[Supplied entries]
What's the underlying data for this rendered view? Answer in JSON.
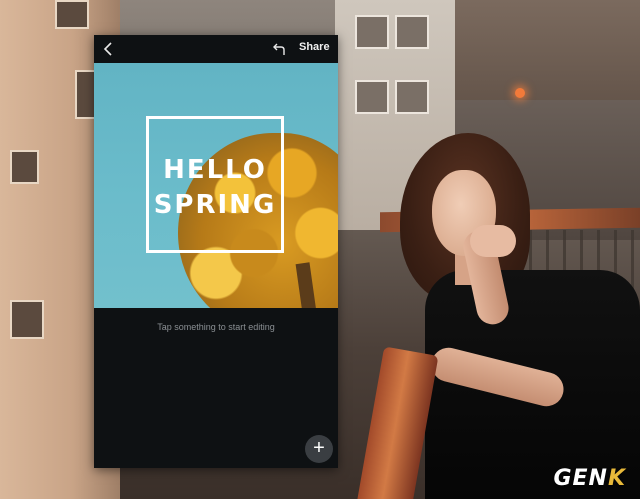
{
  "toolbar": {
    "back_icon": "chevron-left-icon",
    "undo_icon": "undo-icon",
    "share_label": "Share"
  },
  "canvas": {
    "title_line1": "HELLO",
    "title_line2": "SPRING",
    "sky_color": "#66b8c8",
    "foliage_color": "#e0a22a"
  },
  "hint_text": "Tap something to start editing",
  "add_button": {
    "icon": "plus-icon",
    "symbol": "+"
  },
  "watermark": {
    "text_main": "GEN",
    "text_accent": "K"
  }
}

[Goal of the exercise] Transcribe every line from the records above without alteration, and leave out the images.

[Final result]
What's the underlying data for this rendered view? Answer in JSON.
{
  "toolbar": {
    "back_icon": "chevron-left-icon",
    "undo_icon": "undo-icon",
    "share_label": "Share"
  },
  "canvas": {
    "title_line1": "HELLO",
    "title_line2": "SPRING",
    "sky_color": "#66b8c8",
    "foliage_color": "#e0a22a"
  },
  "hint_text": "Tap something to start editing",
  "add_button": {
    "icon": "plus-icon",
    "symbol": "+"
  },
  "watermark": {
    "text_main": "GEN",
    "text_accent": "K"
  }
}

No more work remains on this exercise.